## Ketentuan Soal
Tolong lanjutkan teks tentang kelahiran dan masa kecil Muhammad SAW berikut, mulai sesudah kalimat terakhirnya.

## Kutipan Teks
·····
Muhammad SAW berasal dari kalangan suku Quraisy. Ayahnya bernama Abudllah ibn Abdul Muthalib dan ibunya bernama Aminah binti Wahab. Garis nasab ayah dan ibunya bertemu pada Kilab ibn Murrah. Apabila ditarik ke atas, silsilah beliau sampai pada N abi Ismail as dan Nabi Ibrahim as. Muhammad SAW lahir di Mekah Al-Mukarammah pada hari Senin 12 Rabi’ul Awal, bertepatan dengan 20 April 571 M pada tahun Gajah. Disebut tahun Gajah, karena pada saat lahir beliau lahir, Mekah diserang oleh Abrahah yang bermaksud menghancurkan Ka’bah dengan menggunakan seekor gajah yang besar. Tetapi serangan Abrahah gagal karena pasukan Abrahah itu diserang penyakit mengerikan. Penyerangan Abrahah ke Mekah ini diabadikan dalam Al-Qur’an surat Al-Fil.
Muhammad SAW dilahirkan sebagai yatim. Ayahnya Abdullah wafat tiga bulan setelah menikahi ibunya. Nama Muhammad merupakan pemberian kakeknya, Abdul Muthalib. Sebuah nama yang tidak lazim dan populer di kalangan suku Quraisy saat itu. Beliau beberapa hari disusui oleh Tsuwaibah, sahaya Abu Lahab, kemudian dilanjutkan penyusuan dan pengasuhannya oleh Halimah al-Sa’diyah.
·····
## Data Tampilan
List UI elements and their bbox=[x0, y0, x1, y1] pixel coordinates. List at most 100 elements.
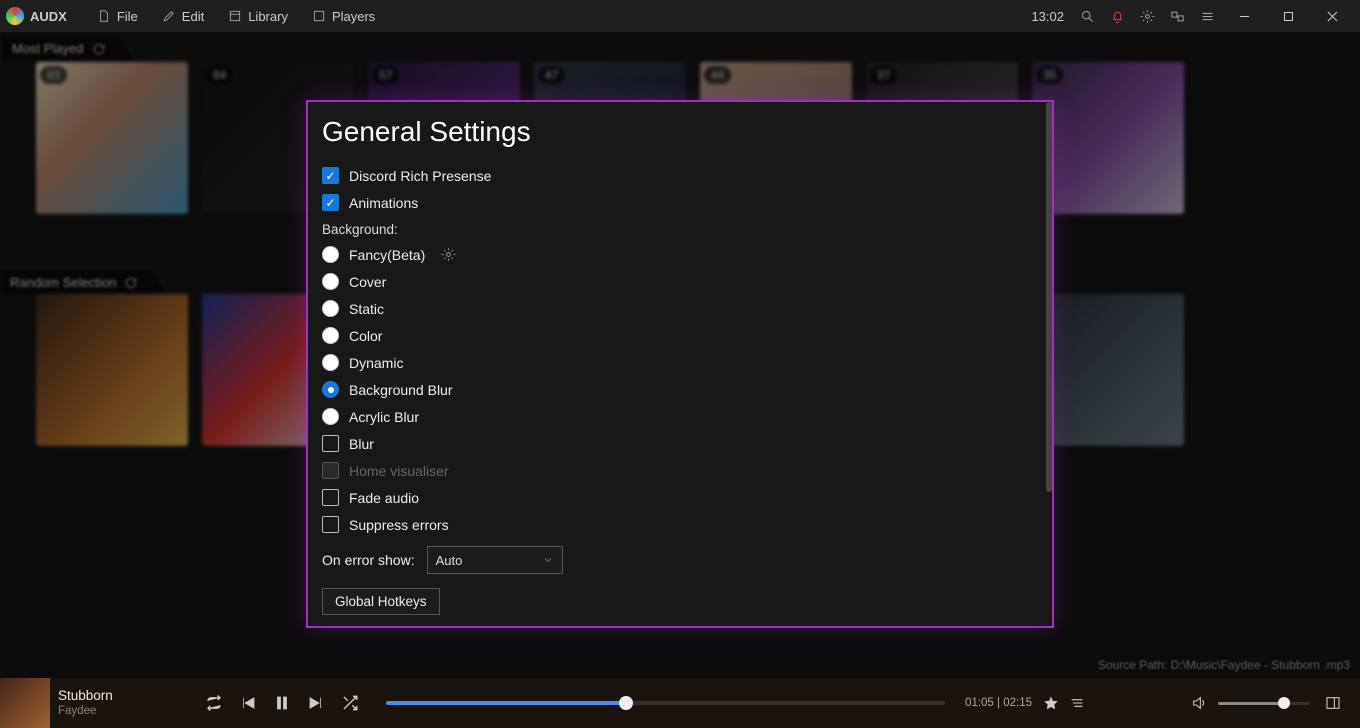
·····
## Hasil
Ketika berusia 5 tahun, beliau dikembalikan kepada Aminah. Akan tetapi, setahun kemudian ibu kandung yang dicintainya ini pun wafat (usia Muhammad 6 tahun). Abdul Muthalib melanjutkan pengasuhan atas cucunya sampai kakek yang bijak ini juga wafat dua tahun kemudian (usia Muhammad 8 tahun). Sejak usia 8 tahun, tanggung jawab untuk mengasuh dan membesarkan Muhammad SAW selanjutnya dipikul oleh Abu Thalib, salah seorang putera Abdul Muthalib yang paling miskin, tetapi sangat disegani dan dihormati oleh penduduk Mekah.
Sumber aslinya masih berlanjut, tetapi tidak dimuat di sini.